**PROBLEM TO WORK ON**
Gather all lines with "ylabel" from the records.

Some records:
——

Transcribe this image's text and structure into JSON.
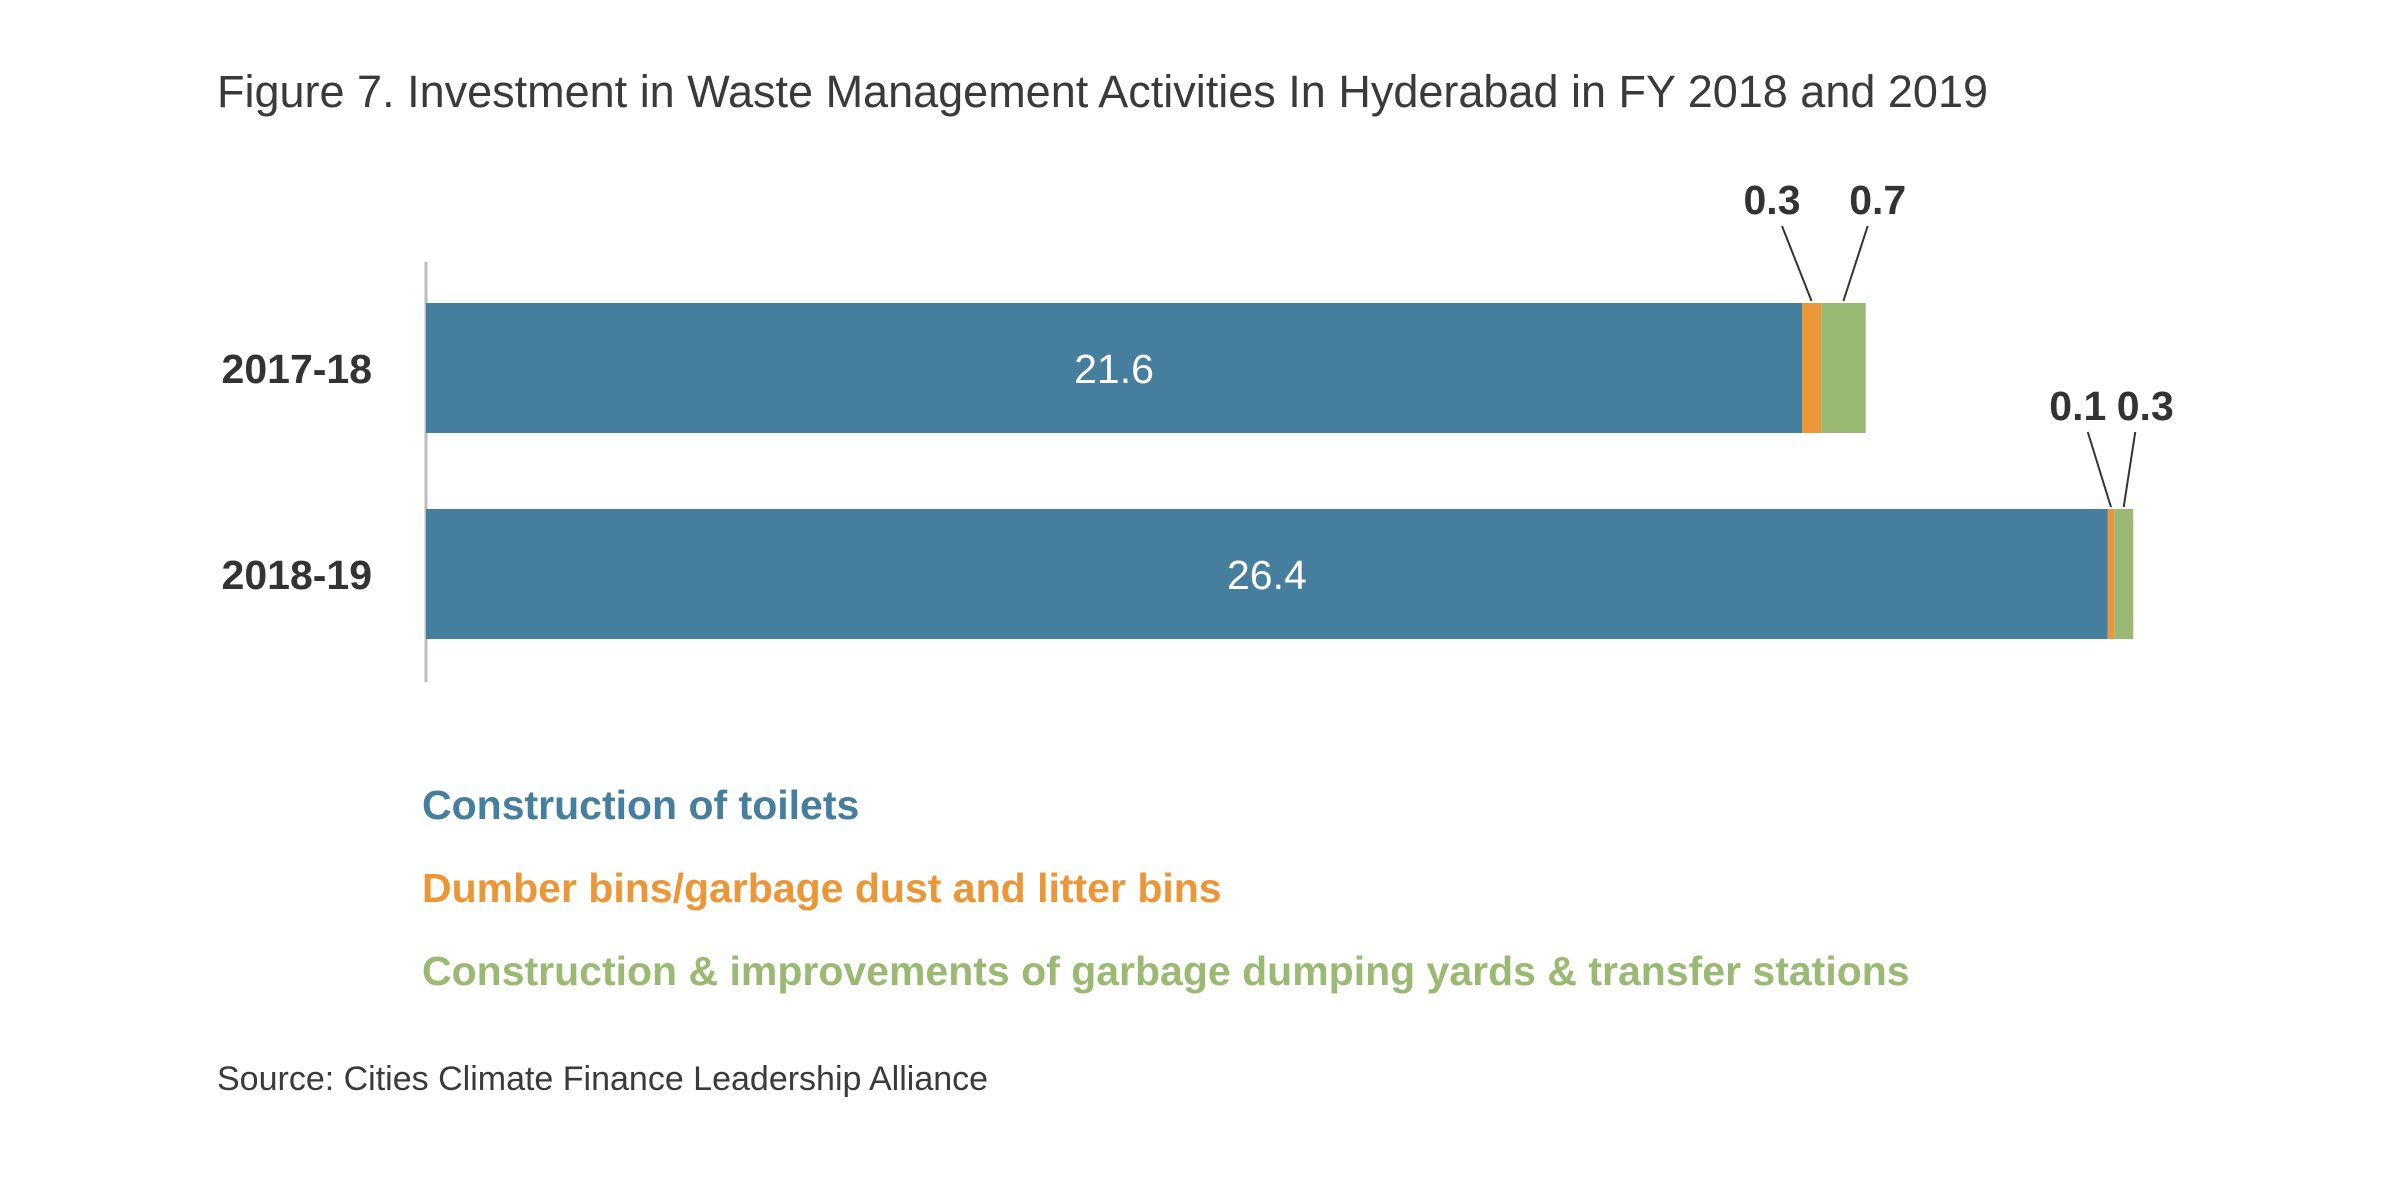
{
  "title": "Figure 7. Investment in Waste Management Activities In Hyderabad in FY 2018 and 2019",
  "source": "Source: Cities Climate Finance Leadership Alliance",
  "chart_data": {
    "type": "bar",
    "orientation": "horizontal",
    "stacked": true,
    "title": "Figure 7. Investment in Waste Management Activities In Hyderabad in FY 2018 and 2019",
    "xlabel": "",
    "ylabel": "",
    "categories": [
      "2017-18",
      "2018-19"
    ],
    "xlim": [
      0,
      27
    ],
    "grid": false,
    "legend_position": "bottom",
    "series": [
      {
        "name": "Construction of toilets",
        "color": "#467e9e",
        "values": [
          21.6,
          26.4
        ],
        "labels": [
          "21.6",
          "26.4"
        ]
      },
      {
        "name": "Dumber bins/garbage dust and litter bins",
        "color": "#ec9737",
        "values": [
          0.3,
          0.1
        ],
        "labels": [
          "0.3",
          "0.1"
        ]
      },
      {
        "name": "Construction & improvements of garbage dumping yards & transfer stations",
        "color": "#9aba73",
        "values": [
          0.7,
          0.3
        ],
        "labels": [
          "0.7",
          "0.3"
        ]
      }
    ]
  }
}
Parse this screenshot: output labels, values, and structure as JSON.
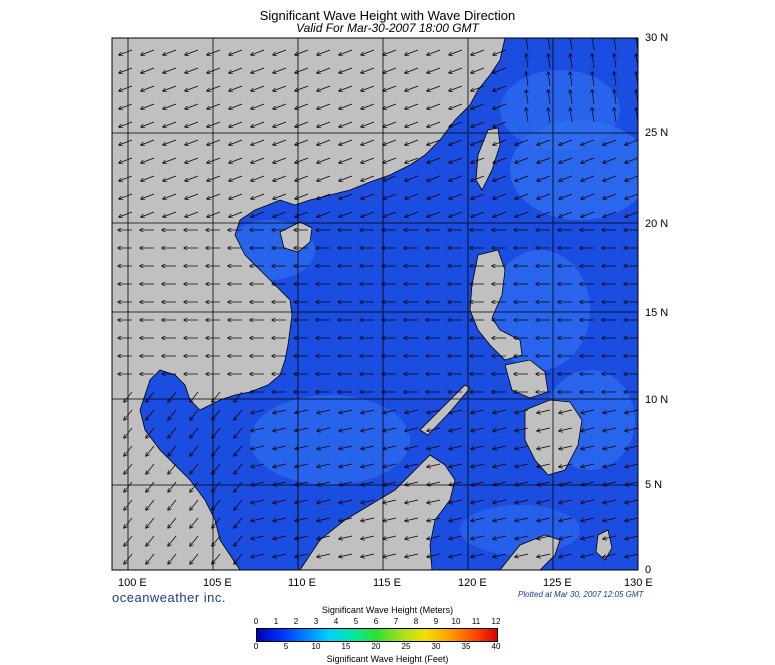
{
  "title": "Significant Wave Height with Wave Direction",
  "subtitle": "Valid For Mar-30-2007 18:00 GMT",
  "lat_labels": [
    "30 N",
    "25 N",
    "20 N",
    "15 N",
    "10 N",
    "5 N",
    "0"
  ],
  "lon_labels": [
    "100 E",
    "105 E",
    "110 E",
    "115 E",
    "120 E",
    "125 E",
    "130 E"
  ],
  "brand": "oceanweather inc.",
  "plotted": "Plotted at Mar 30, 2007 12:05 GMT",
  "legend": {
    "meters_title": "Significant Wave Height (Meters)",
    "feet_title": "Significant Wave Height (Feet)",
    "meters_ticks": [
      "0",
      "1",
      "2",
      "3",
      "4",
      "5",
      "6",
      "7",
      "8",
      "9",
      "10",
      "11",
      "12"
    ],
    "feet_ticks": [
      "0",
      "5",
      "10",
      "15",
      "20",
      "25",
      "30",
      "35",
      "40"
    ]
  },
  "colors": {
    "sea": "#1a4de0",
    "sea_light": "#2f6ef0",
    "sea_dark": "#0a1f9e",
    "land": "#c0c0c0",
    "grid": "#000000",
    "scale": [
      "#0000b0",
      "#0030ff",
      "#0080ff",
      "#00d0ff",
      "#00e8a0",
      "#30e030",
      "#a0e020",
      "#f0e000",
      "#ffa000",
      "#ff5000",
      "#e00000"
    ]
  }
}
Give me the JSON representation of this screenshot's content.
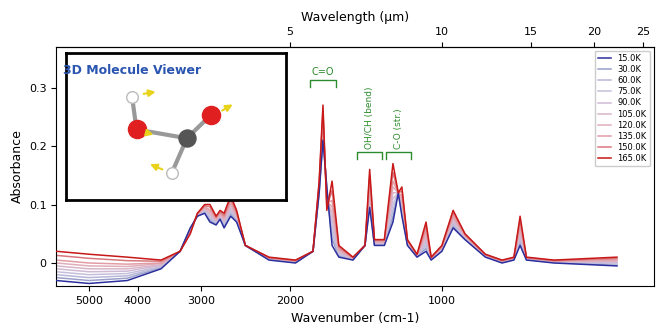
{
  "chart_data": {
    "type": "line",
    "xlabel": "Wavenumber (cm-1)",
    "ylabel": "Absorbance",
    "top_axis": {
      "label": "Wavelength (µm)",
      "ticks": [
        5,
        10,
        15,
        20,
        25
      ]
    },
    "log": "x",
    "grid": false,
    "legend": "upper right",
    "line_style": "solid",
    "xlim": [
      5800,
      380
    ],
    "xticks": [
      5000,
      4000,
      3000,
      2000,
      1000
    ],
    "ylim": [
      -0.04,
      0.37
    ],
    "yticks": [
      0,
      0.1,
      0.2,
      0.3
    ],
    "inset": {
      "title": "3D Molecule Viewer"
    },
    "annotations": [
      {
        "label": "C=O",
        "x": 1720
      },
      {
        "label": "OH/CH (bend)",
        "x": 1390
      },
      {
        "label": "C-O (str.)",
        "x": 1220
      }
    ],
    "x": [
      5800,
      5000,
      4200,
      3600,
      3300,
      3150,
      3050,
      2950,
      2880,
      2800,
      2750,
      2700,
      2620,
      2550,
      2450,
      2200,
      1950,
      1800,
      1750,
      1720,
      1690,
      1650,
      1600,
      1500,
      1420,
      1390,
      1360,
      1300,
      1250,
      1220,
      1200,
      1170,
      1120,
      1075,
      1050,
      1000,
      950,
      900,
      820,
      760,
      720,
      700,
      680,
      600,
      450
    ],
    "series": [
      {
        "name": "15.0K",
        "color": "#2b2f9e",
        "values": [
          -0.03,
          -0.035,
          -0.03,
          -0.01,
          0.02,
          0.06,
          0.08,
          0.085,
          0.07,
          0.065,
          0.075,
          0.06,
          0.08,
          0.07,
          0.03,
          0.005,
          0.0,
          0.02,
          0.12,
          0.21,
          0.13,
          0.03,
          0.01,
          0.005,
          0.03,
          0.095,
          0.03,
          0.03,
          0.07,
          0.12,
          0.08,
          0.03,
          0.01,
          0.02,
          0.005,
          0.02,
          0.06,
          0.04,
          0.01,
          0.0,
          0.005,
          0.03,
          0.005,
          0.0,
          -0.005
        ]
      },
      {
        "name": "30.0K",
        "color": "#9a9fc9",
        "values": [
          -0.025,
          -0.03,
          -0.026,
          -0.008,
          0.02,
          0.059,
          0.08,
          0.087,
          0.073,
          0.067,
          0.077,
          0.063,
          0.084,
          0.072,
          0.03,
          0.006,
          0.001,
          0.02,
          0.122,
          0.216,
          0.126,
          0.041,
          0.012,
          0.006,
          0.03,
          0.102,
          0.031,
          0.031,
          0.08,
          0.12,
          0.085,
          0.031,
          0.011,
          0.025,
          0.006,
          0.021,
          0.063,
          0.041,
          0.011,
          0.001,
          0.006,
          0.035,
          0.006,
          0.001,
          -0.004
        ]
      },
      {
        "name": "60.0K",
        "color": "#b7b7da",
        "values": [
          -0.02,
          -0.025,
          -0.022,
          -0.007,
          0.02,
          0.058,
          0.081,
          0.088,
          0.076,
          0.068,
          0.078,
          0.065,
          0.087,
          0.074,
          0.03,
          0.006,
          0.001,
          0.02,
          0.124,
          0.222,
          0.122,
          0.052,
          0.014,
          0.006,
          0.03,
          0.108,
          0.032,
          0.032,
          0.09,
          0.12,
          0.09,
          0.032,
          0.011,
          0.03,
          0.006,
          0.022,
          0.066,
          0.042,
          0.011,
          0.001,
          0.006,
          0.04,
          0.006,
          0.001,
          -0.002
        ]
      },
      {
        "name": "75.0K",
        "color": "#c6bfdc",
        "values": [
          -0.015,
          -0.02,
          -0.018,
          -0.006,
          0.02,
          0.057,
          0.082,
          0.09,
          0.079,
          0.07,
          0.08,
          0.068,
          0.091,
          0.076,
          0.03,
          0.007,
          0.002,
          0.02,
          0.126,
          0.228,
          0.118,
          0.063,
          0.016,
          0.007,
          0.03,
          0.115,
          0.033,
          0.033,
          0.1,
          0.12,
          0.095,
          0.033,
          0.012,
          0.035,
          0.007,
          0.023,
          0.069,
          0.043,
          0.012,
          0.002,
          0.007,
          0.045,
          0.007,
          0.002,
          0.0
        ]
      },
      {
        "name": "90.0K",
        "color": "#cfbad6",
        "values": [
          -0.01,
          -0.015,
          -0.014,
          -0.004,
          0.02,
          0.056,
          0.082,
          0.091,
          0.082,
          0.071,
          0.081,
          0.07,
          0.094,
          0.078,
          0.03,
          0.007,
          0.002,
          0.02,
          0.128,
          0.234,
          0.114,
          0.074,
          0.018,
          0.007,
          0.03,
          0.121,
          0.034,
          0.034,
          0.11,
          0.12,
          0.1,
          0.034,
          0.012,
          0.04,
          0.007,
          0.024,
          0.072,
          0.044,
          0.012,
          0.002,
          0.007,
          0.05,
          0.007,
          0.002,
          0.001
        ]
      },
      {
        "name": "105.0K",
        "color": "#d8b6c9",
        "values": [
          -0.005,
          -0.01,
          -0.01,
          -0.003,
          0.02,
          0.055,
          0.083,
          0.093,
          0.085,
          0.073,
          0.083,
          0.073,
          0.098,
          0.08,
          0.03,
          0.008,
          0.003,
          0.02,
          0.13,
          0.24,
          0.11,
          0.085,
          0.02,
          0.008,
          0.03,
          0.128,
          0.035,
          0.035,
          0.12,
          0.12,
          0.105,
          0.035,
          0.013,
          0.045,
          0.008,
          0.025,
          0.075,
          0.045,
          0.013,
          0.003,
          0.008,
          0.055,
          0.008,
          0.003,
          0.003
        ]
      },
      {
        "name": "120.0K",
        "color": "#e0adba",
        "values": [
          0.0,
          -0.005,
          -0.006,
          -0.001,
          0.02,
          0.054,
          0.083,
          0.094,
          0.088,
          0.074,
          0.084,
          0.075,
          0.101,
          0.082,
          0.03,
          0.008,
          0.003,
          0.02,
          0.132,
          0.246,
          0.106,
          0.096,
          0.022,
          0.008,
          0.03,
          0.134,
          0.036,
          0.036,
          0.13,
          0.12,
          0.11,
          0.036,
          0.013,
          0.05,
          0.008,
          0.026,
          0.078,
          0.046,
          0.013,
          0.003,
          0.008,
          0.06,
          0.008,
          0.003,
          0.004
        ]
      },
      {
        "name": "135.0K",
        "color": "#e29ca5",
        "values": [
          0.005,
          0.0,
          -0.002,
          0.0,
          0.02,
          0.053,
          0.084,
          0.096,
          0.091,
          0.076,
          0.086,
          0.078,
          0.105,
          0.084,
          0.03,
          0.009,
          0.004,
          0.02,
          0.134,
          0.252,
          0.102,
          0.107,
          0.024,
          0.009,
          0.03,
          0.141,
          0.037,
          0.037,
          0.14,
          0.12,
          0.115,
          0.037,
          0.014,
          0.055,
          0.009,
          0.027,
          0.081,
          0.047,
          0.014,
          0.004,
          0.009,
          0.065,
          0.009,
          0.004,
          0.006
        ]
      },
      {
        "name": "150.0K",
        "color": "#d8787e",
        "values": [
          0.013,
          0.008,
          0.004,
          0.003,
          0.02,
          0.052,
          0.084,
          0.098,
          0.096,
          0.078,
          0.088,
          0.081,
          0.11,
          0.087,
          0.03,
          0.009,
          0.004,
          0.02,
          0.137,
          0.261,
          0.096,
          0.124,
          0.027,
          0.009,
          0.03,
          0.15,
          0.039,
          0.039,
          0.155,
          0.12,
          0.123,
          0.039,
          0.014,
          0.063,
          0.009,
          0.029,
          0.086,
          0.049,
          0.014,
          0.004,
          0.009,
          0.073,
          0.009,
          0.004,
          0.008
        ]
      },
      {
        "name": "165.0K",
        "color": "#c81818",
        "values": [
          0.02,
          0.015,
          0.01,
          0.005,
          0.02,
          0.05,
          0.085,
          0.1,
          0.1,
          0.08,
          0.09,
          0.085,
          0.115,
          0.09,
          0.03,
          0.01,
          0.005,
          0.02,
          0.14,
          0.27,
          0.09,
          0.14,
          0.03,
          0.01,
          0.03,
          0.16,
          0.04,
          0.04,
          0.17,
          0.12,
          0.13,
          0.04,
          0.015,
          0.07,
          0.01,
          0.03,
          0.09,
          0.05,
          0.015,
          0.005,
          0.01,
          0.08,
          0.01,
          0.005,
          0.01
        ]
      }
    ]
  }
}
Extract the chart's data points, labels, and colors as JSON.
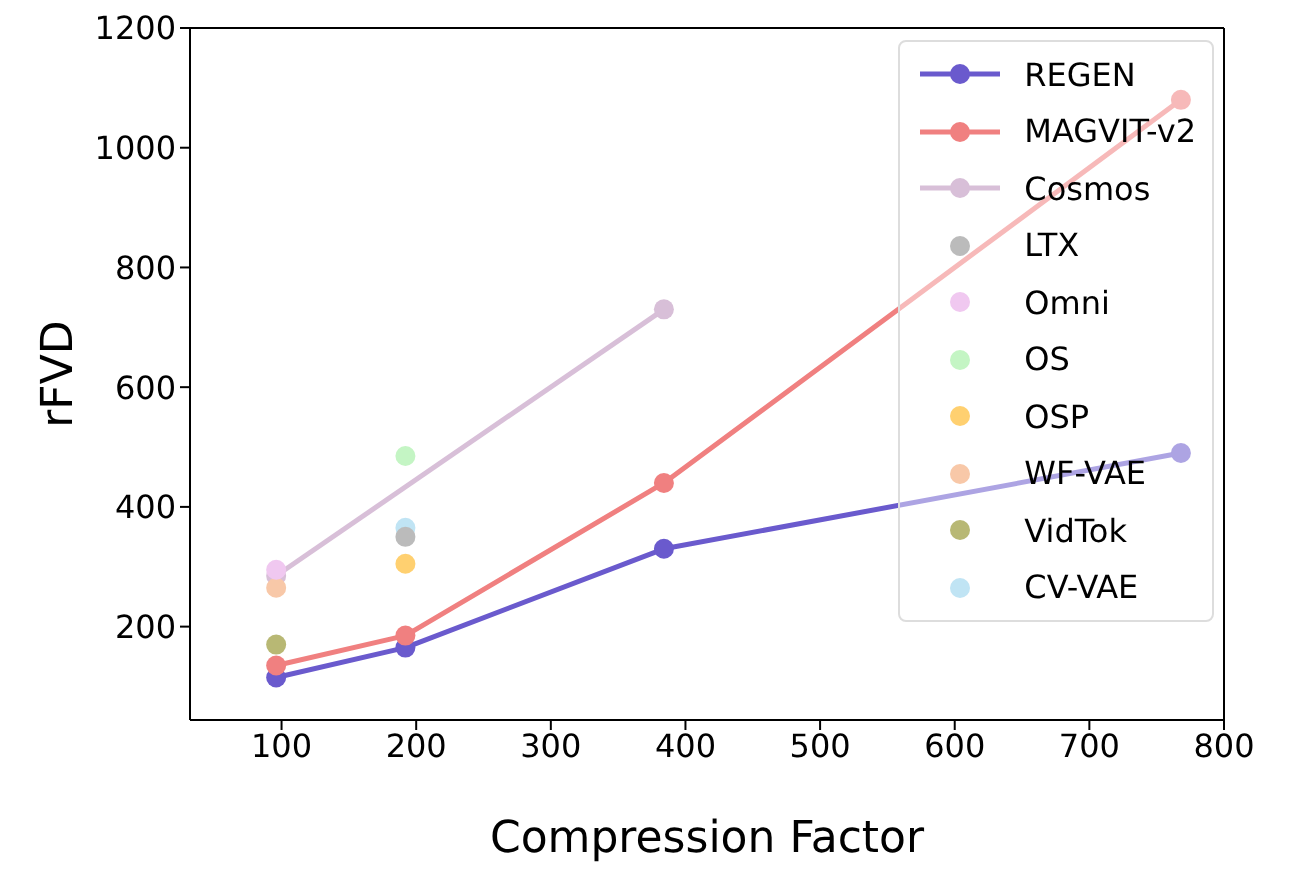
{
  "chart_data": {
    "type": "line",
    "xlabel": "Compression Factor",
    "ylabel": "rFVD",
    "xlim": [
      32,
      800
    ],
    "xticks": [
      100,
      200,
      300,
      400,
      500,
      600,
      700,
      800
    ],
    "ylim": [
      44,
      1200
    ],
    "yticks": [
      200,
      400,
      600,
      800,
      1000,
      1200
    ],
    "grid": false,
    "legend": "top right",
    "marker": "circle",
    "line_style": "solid",
    "series": [
      {
        "name": "REGEN",
        "type": "line",
        "color": "#6a5acd",
        "x": [
          96,
          192,
          384,
          768
        ],
        "values": [
          115,
          165,
          330,
          490
        ]
      },
      {
        "name": "MAGVIT-v2",
        "type": "line",
        "color": "#f08080",
        "x": [
          96,
          192,
          384,
          768
        ],
        "values": [
          135,
          185,
          440,
          1080
        ]
      },
      {
        "name": "Cosmos",
        "type": "line",
        "color": "#d8bfd8",
        "x": [
          96,
          384
        ],
        "values": [
          285,
          730
        ]
      },
      {
        "name": "LTX",
        "type": "scatter",
        "color": "#bbbbbb",
        "x": [
          192
        ],
        "values": [
          350
        ]
      },
      {
        "name": "Omni",
        "type": "scatter",
        "color": "#f0c8f0",
        "x": [
          96
        ],
        "values": [
          295
        ]
      },
      {
        "name": "OS",
        "type": "scatter",
        "color": "#c4f5c4",
        "x": [
          192
        ],
        "values": [
          485
        ]
      },
      {
        "name": "OSP",
        "type": "scatter",
        "color": "#ffd070",
        "x": [
          192
        ],
        "values": [
          305
        ]
      },
      {
        "name": "WF-VAE",
        "type": "scatter",
        "color": "#f8c8a8",
        "x": [
          96
        ],
        "values": [
          265
        ]
      },
      {
        "name": "VidTok",
        "type": "scatter",
        "color": "#b8b874",
        "x": [
          96
        ],
        "values": [
          170
        ]
      },
      {
        "name": "CV-VAE",
        "type": "scatter",
        "color": "#c0e4f4",
        "x": [
          192
        ],
        "values": [
          365
        ]
      }
    ]
  }
}
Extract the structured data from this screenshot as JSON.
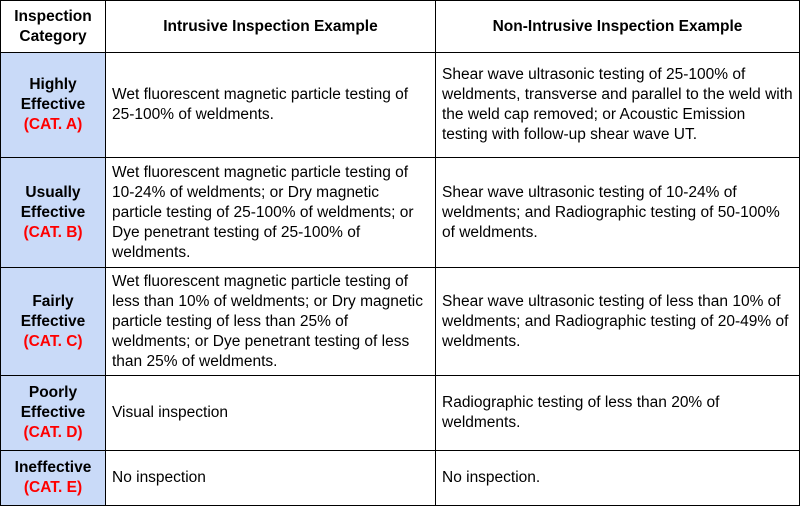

——

**EXERCISE SOLUTION**
    "ylabel": "",
    "ylabel": "Absorbance",
    "ylabel": "rFVD",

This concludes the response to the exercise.